▶ **Written exercise**
Repeat the entries that follow verbatim, without any of their pictures.

▶ **Dataset**
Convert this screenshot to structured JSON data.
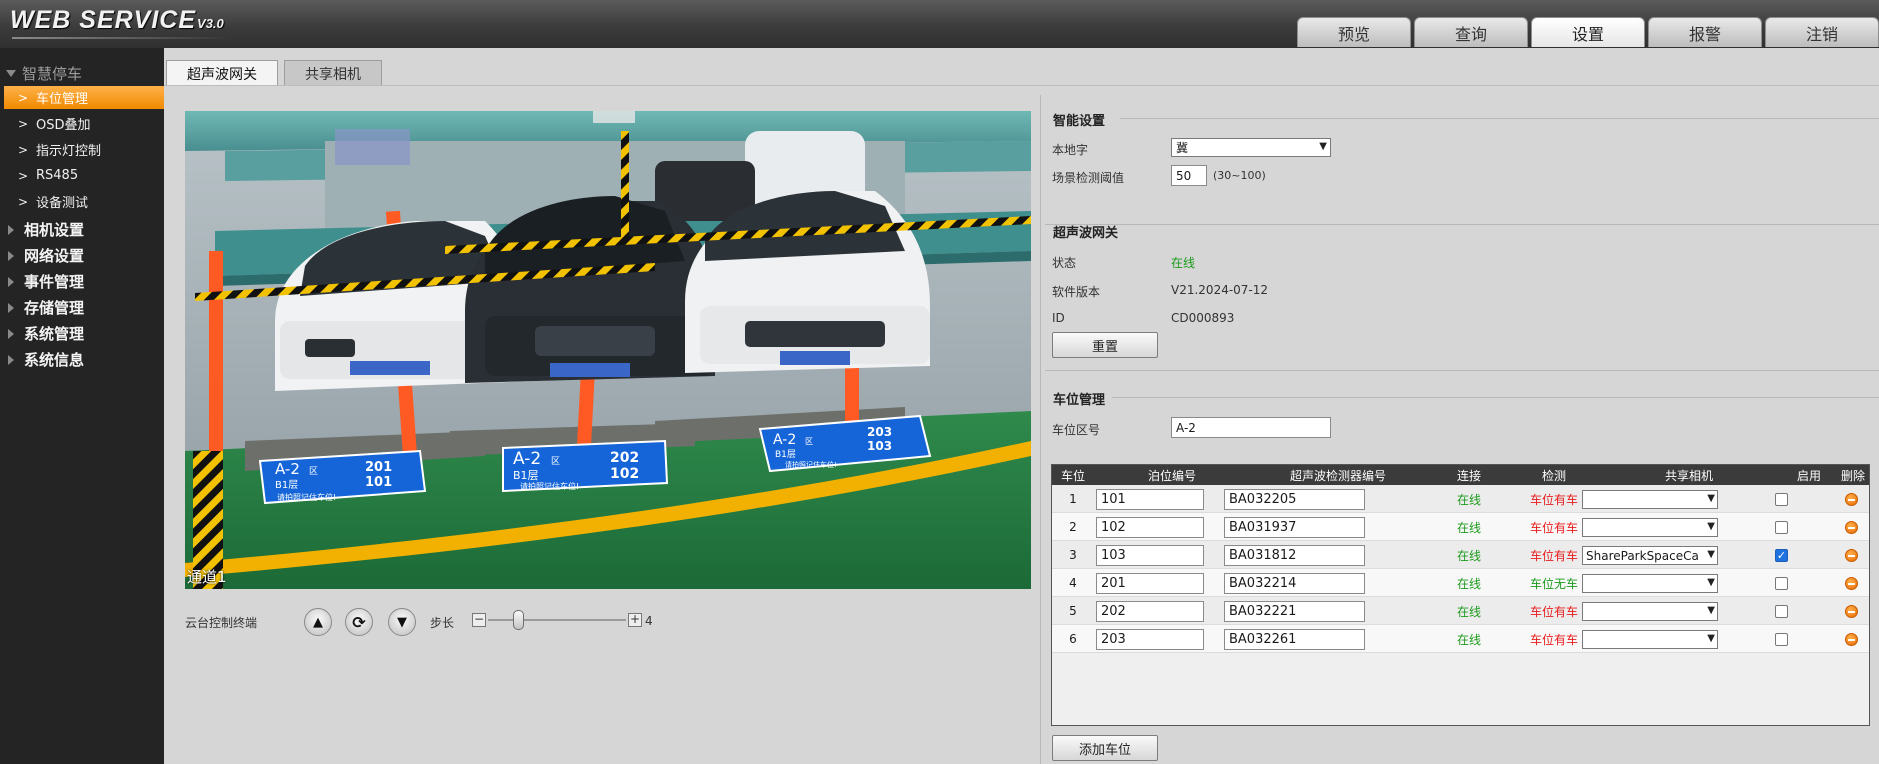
{
  "header": {
    "logo": "WEB  SERVICE",
    "logo_version": "V3.0",
    "nav": [
      "预览",
      "查询",
      "设置",
      "报警",
      "注销"
    ],
    "nav_active": "设置"
  },
  "sidebar": {
    "section": "智慧停车",
    "sub_items": [
      "车位管理",
      "OSD叠加",
      "指示灯控制",
      "RS485",
      "设备测试"
    ],
    "active_sub": "车位管理",
    "groups": [
      "相机设置",
      "网络设置",
      "事件管理",
      "存储管理",
      "系统管理",
      "系统信息"
    ]
  },
  "sub_tabs": [
    "超声波网关",
    "共享相机"
  ],
  "video": {
    "channel_label": "通道1",
    "slot_signs": [
      {
        "zone": "A-2",
        "zone_suffix": "区",
        "floor": "B1层",
        "num_top": "201",
        "num_bottom": "101",
        "slogan": "请拍照记住车位!"
      },
      {
        "zone": "A-2",
        "zone_suffix": "区",
        "floor": "B1层",
        "num_top": "202",
        "num_bottom": "102",
        "slogan": "请拍照记住车位!"
      },
      {
        "zone": "A-2",
        "zone_suffix": "区",
        "floor": "B1层",
        "num_top": "203",
        "num_bottom": "103",
        "slogan": "请拍照记住车位!"
      }
    ]
  },
  "ptz": {
    "label": "云台控制终端",
    "up_glyph": "▲",
    "refresh_glyph": "⟳",
    "down_glyph": "▼",
    "step_label": "步长",
    "step_value": "4",
    "step_fraction": 0.2,
    "minus": "−",
    "plus": "+"
  },
  "smart_settings": {
    "title": "智能设置",
    "local_char_label": "本地字",
    "local_char_value": "冀",
    "threshold_label": "场景检测阈值",
    "threshold_value": "50",
    "threshold_range": "(30~100)"
  },
  "gateway": {
    "title": "超声波网关",
    "status_label": "状态",
    "status_value": "在线",
    "version_label": "软件版本",
    "version_value": "V21.2024-07-12",
    "id_label": "ID",
    "id_value": "CD000893",
    "reset_button": "重置"
  },
  "space_mgmt": {
    "title": "车位管理",
    "zone_label": "车位区号",
    "zone_value": "A-2",
    "add_button": "添加车位",
    "columns": [
      "车位",
      "泊位编号",
      "超声波检测器编号",
      "连接",
      "检测",
      "共享相机",
      "启用",
      "删除"
    ],
    "rows": [
      {
        "no": "1",
        "berth": "101",
        "detector": "BA032205",
        "connection": "在线",
        "detect": "车位有车",
        "camera": "",
        "enabled": false
      },
      {
        "no": "2",
        "berth": "102",
        "detector": "BA031937",
        "connection": "在线",
        "detect": "车位有车",
        "camera": "",
        "enabled": false
      },
      {
        "no": "3",
        "berth": "103",
        "detector": "BA031812",
        "connection": "在线",
        "detect": "车位有车",
        "camera": "ShareParkSpaceCa",
        "enabled": true
      },
      {
        "no": "4",
        "berth": "201",
        "detector": "BA032214",
        "connection": "在线",
        "detect": "车位无车",
        "camera": "",
        "enabled": false
      },
      {
        "no": "5",
        "berth": "202",
        "detector": "BA032221",
        "connection": "在线",
        "detect": "车位有车",
        "camera": "",
        "enabled": false
      },
      {
        "no": "6",
        "berth": "203",
        "detector": "BA032261",
        "connection": "在线",
        "detect": "车位有车",
        "camera": "",
        "enabled": false
      }
    ]
  },
  "colors": {
    "accent_orange": "#f08a00",
    "online_green": "#1b9a1b",
    "occupied_red": "#e81c1c",
    "checkbox_blue": "#1e73e0"
  }
}
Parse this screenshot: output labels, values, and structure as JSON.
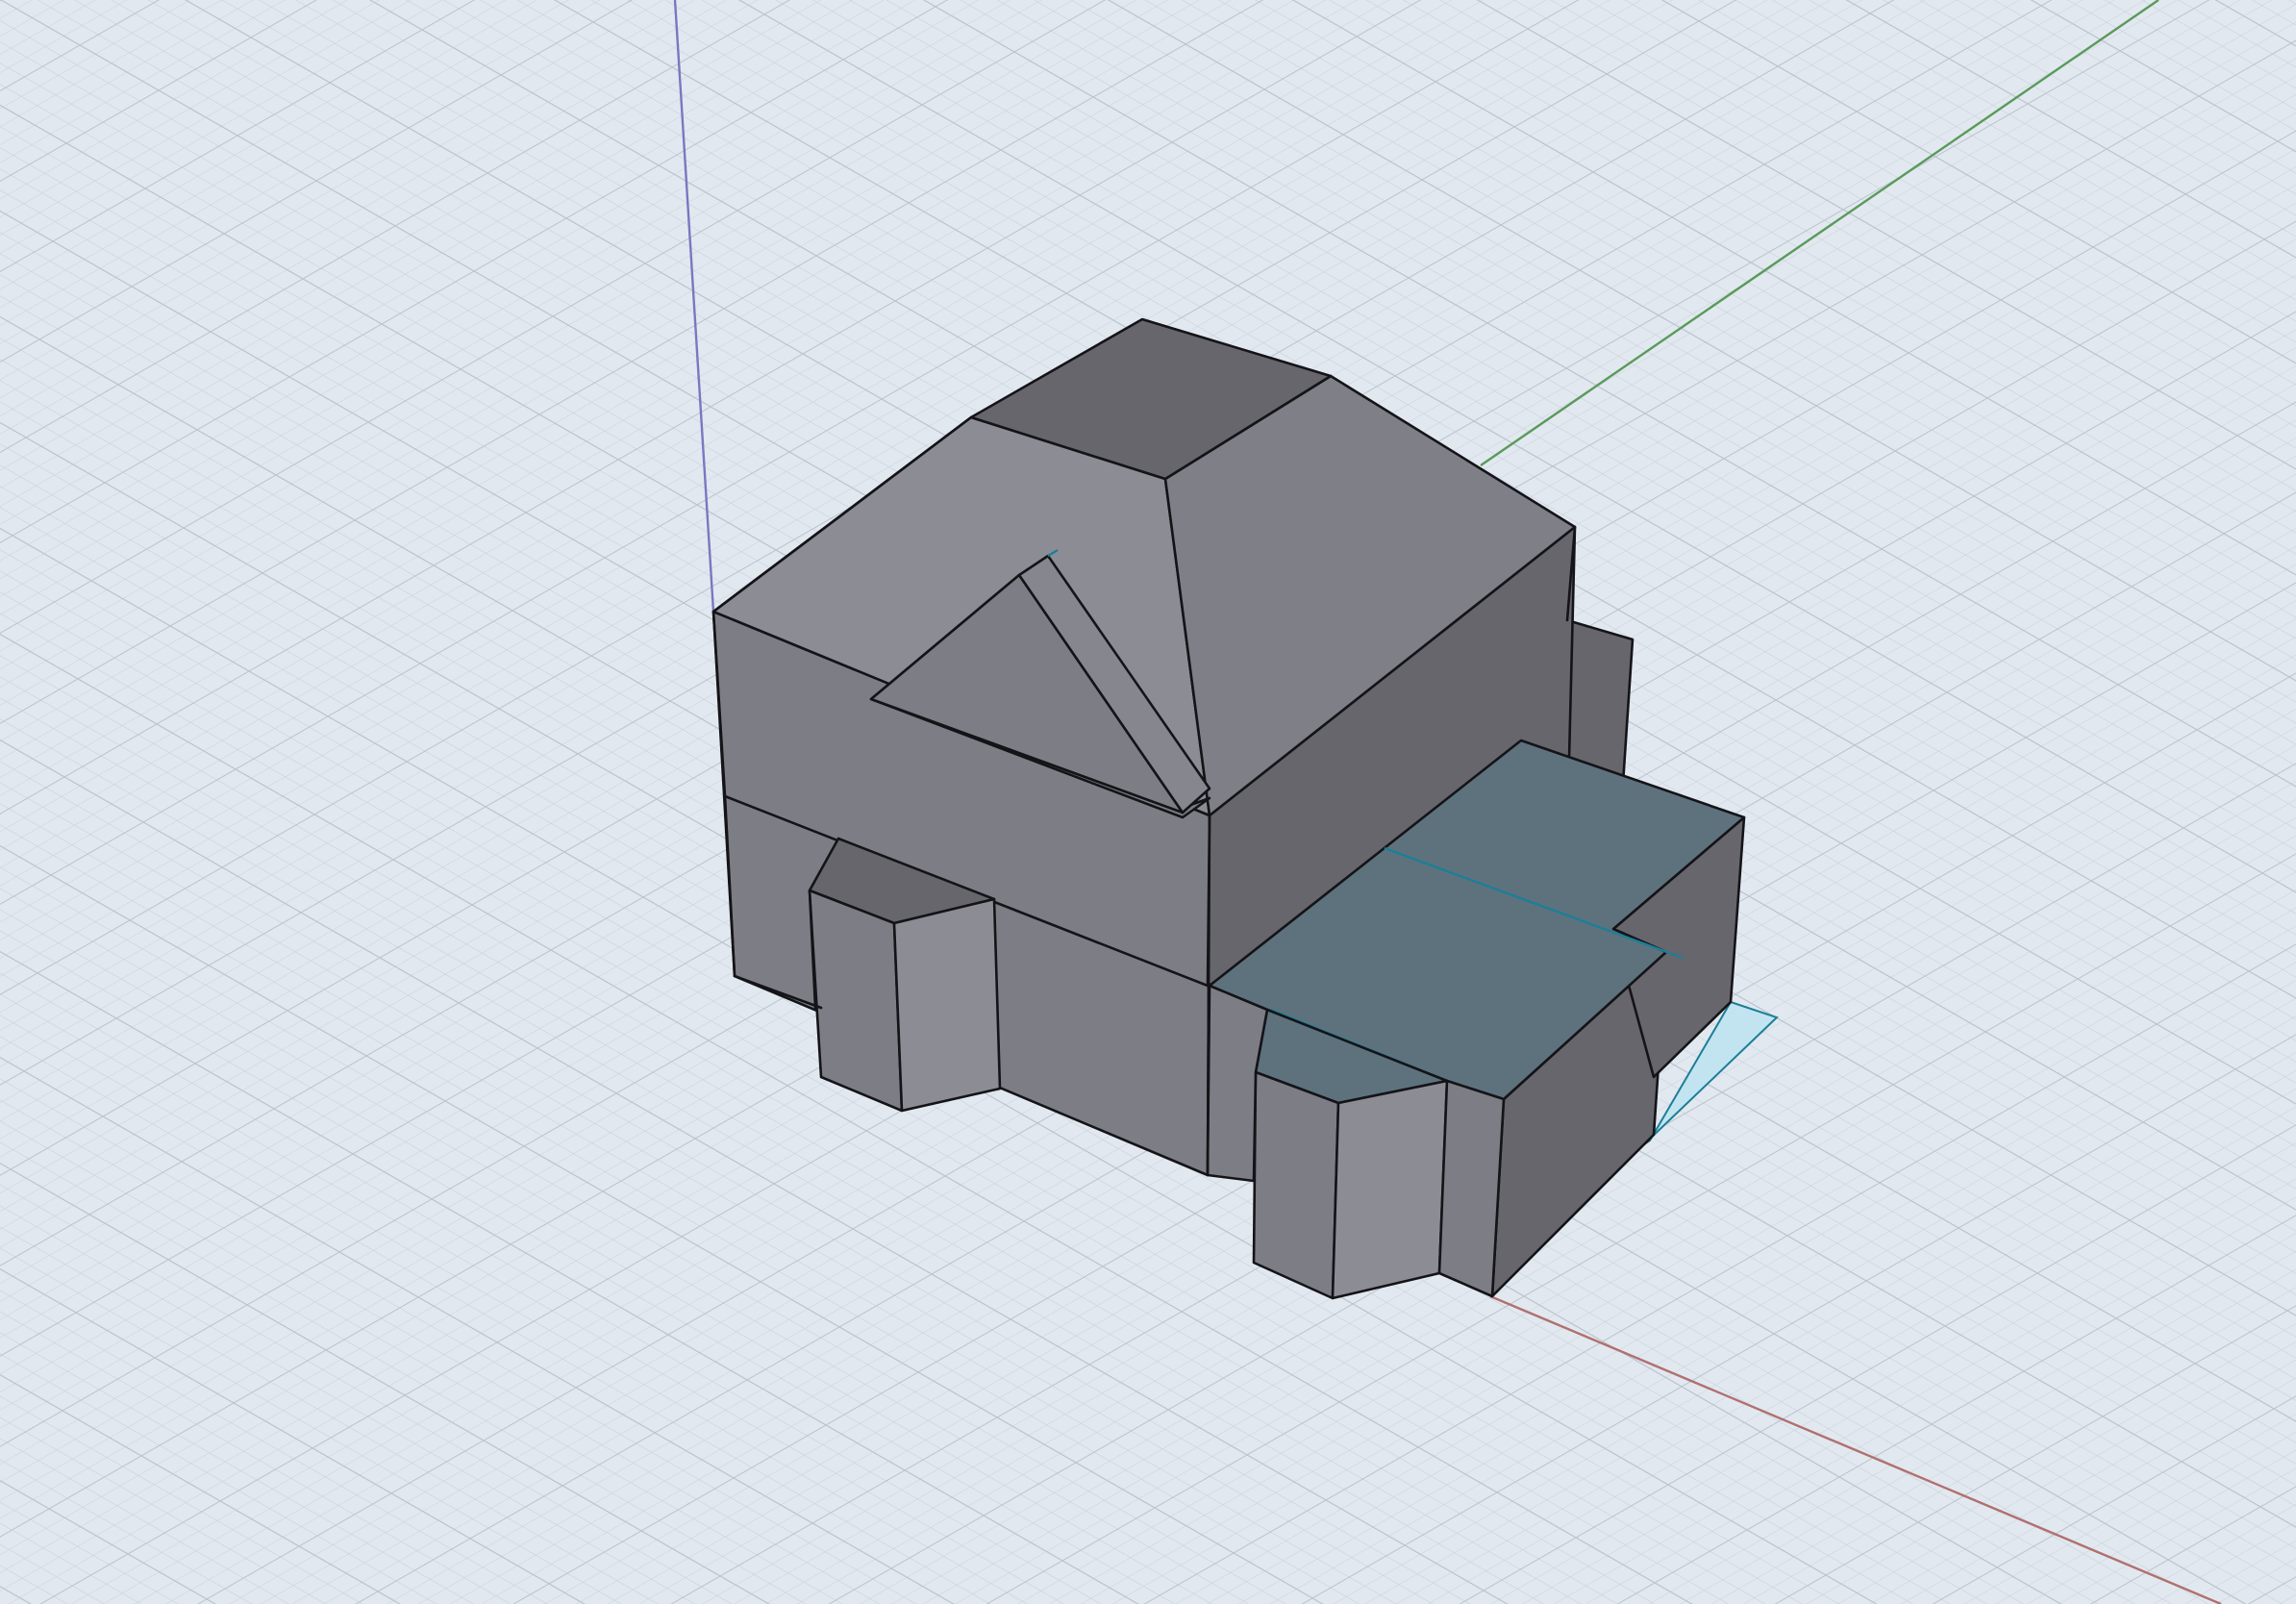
{
  "app": {
    "view": "3d-model-viewport"
  },
  "colors": {
    "background": "#e2e8ef",
    "grid_minor": "#c9d3de",
    "grid_major": "#b9c3ce",
    "axis_x": "#b07070",
    "axis_y": "#5a9a5a",
    "axis_z": "#7878c0",
    "face_light": "#8c8d94",
    "face_mid": "#7d7e85",
    "face_dark": "#66656b",
    "face_roof_top": "#67666c",
    "selected_face": "#5e727d",
    "selection_shadow": "#c2e4f0",
    "edge": "#141418",
    "selection_edge": "#1c7f98"
  },
  "model": {
    "name": "house-model",
    "selection": "garage-roof-face"
  }
}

▶ **Written reply**
Convert this screenshot to structured JSON data.
{
  "header": {
    "logo": "WEB  SERVICE",
    "logo_version": "V3.0",
    "nav": [
      "预览",
      "查询",
      "设置",
      "报警",
      "注销"
    ],
    "nav_active": "设置"
  },
  "sidebar": {
    "section": "智慧停车",
    "sub_items": [
      "车位管理",
      "OSD叠加",
      "指示灯控制",
      "RS485",
      "设备测试"
    ],
    "active_sub": "车位管理",
    "groups": [
      "相机设置",
      "网络设置",
      "事件管理",
      "存储管理",
      "系统管理",
      "系统信息"
    ]
  },
  "sub_tabs": [
    "超声波网关",
    "共享相机"
  ],
  "video": {
    "channel_label": "通道1",
    "slot_signs": [
      {
        "zone": "A-2",
        "zone_suffix": "区",
        "floor": "B1层",
        "num_top": "201",
        "num_bottom": "101",
        "slogan": "请拍照记住车位!"
      },
      {
        "zone": "A-2",
        "zone_suffix": "区",
        "floor": "B1层",
        "num_top": "202",
        "num_bottom": "102",
        "slogan": "请拍照记住车位!"
      },
      {
        "zone": "A-2",
        "zone_suffix": "区",
        "floor": "B1层",
        "num_top": "203",
        "num_bottom": "103",
        "slogan": "请拍照记住车位!"
      }
    ]
  },
  "ptz": {
    "label": "云台控制终端",
    "up_glyph": "▲",
    "refresh_glyph": "⟳",
    "down_glyph": "▼",
    "step_label": "步长",
    "step_value": "4",
    "step_fraction": 0.2,
    "minus": "−",
    "plus": "+"
  },
  "smart_settings": {
    "title": "智能设置",
    "local_char_label": "本地字",
    "local_char_value": "冀",
    "threshold_label": "场景检测阈值",
    "threshold_value": "50",
    "threshold_range": "(30~100)"
  },
  "gateway": {
    "title": "超声波网关",
    "status_label": "状态",
    "status_value": "在线",
    "version_label": "软件版本",
    "version_value": "V21.2024-07-12",
    "id_label": "ID",
    "id_value": "CD000893",
    "reset_button": "重置"
  },
  "space_mgmt": {
    "title": "车位管理",
    "zone_label": "车位区号",
    "zone_value": "A-2",
    "add_button": "添加车位",
    "columns": [
      "车位",
      "泊位编号",
      "超声波检测器编号",
      "连接",
      "检测",
      "共享相机",
      "启用",
      "删除"
    ],
    "rows": [
      {
        "no": "1",
        "berth": "101",
        "detector": "BA032205",
        "connection": "在线",
        "detect": "车位有车",
        "camera": "",
        "enabled": false
      },
      {
        "no": "2",
        "berth": "102",
        "detector": "BA031937",
        "connection": "在线",
        "detect": "车位有车",
        "camera": "",
        "enabled": false
      },
      {
        "no": "3",
        "berth": "103",
        "detector": "BA031812",
        "connection": "在线",
        "detect": "车位有车",
        "camera": "ShareParkSpaceCa",
        "enabled": true
      },
      {
        "no": "4",
        "berth": "201",
        "detector": "BA032214",
        "connection": "在线",
        "detect": "车位无车",
        "camera": "",
        "enabled": false
      },
      {
        "no": "5",
        "berth": "202",
        "detector": "BA032221",
        "connection": "在线",
        "detect": "车位有车",
        "camera": "",
        "enabled": false
      },
      {
        "no": "6",
        "berth": "203",
        "detector": "BA032261",
        "connection": "在线",
        "detect": "车位有车",
        "camera": "",
        "enabled": false
      }
    ]
  },
  "colors": {
    "accent_orange": "#f08a00",
    "online_green": "#1b9a1b",
    "occupied_red": "#e81c1c",
    "checkbox_blue": "#1e73e0"
  }
}
Parse this screenshot: output labels, values, and structure as JSON.
{
  "app": {
    "view": "3d-model-viewport"
  },
  "colors": {
    "background": "#e2e8ef",
    "grid_minor": "#c9d3de",
    "grid_major": "#b9c3ce",
    "axis_x": "#b07070",
    "axis_y": "#5a9a5a",
    "axis_z": "#7878c0",
    "face_light": "#8c8d94",
    "face_mid": "#7d7e85",
    "face_dark": "#66656b",
    "face_roof_top": "#67666c",
    "selected_face": "#5e727d",
    "selection_shadow": "#c2e4f0",
    "edge": "#141418",
    "selection_edge": "#1c7f98"
  },
  "model": {
    "name": "house-model",
    "selection": "garage-roof-face"
  }
}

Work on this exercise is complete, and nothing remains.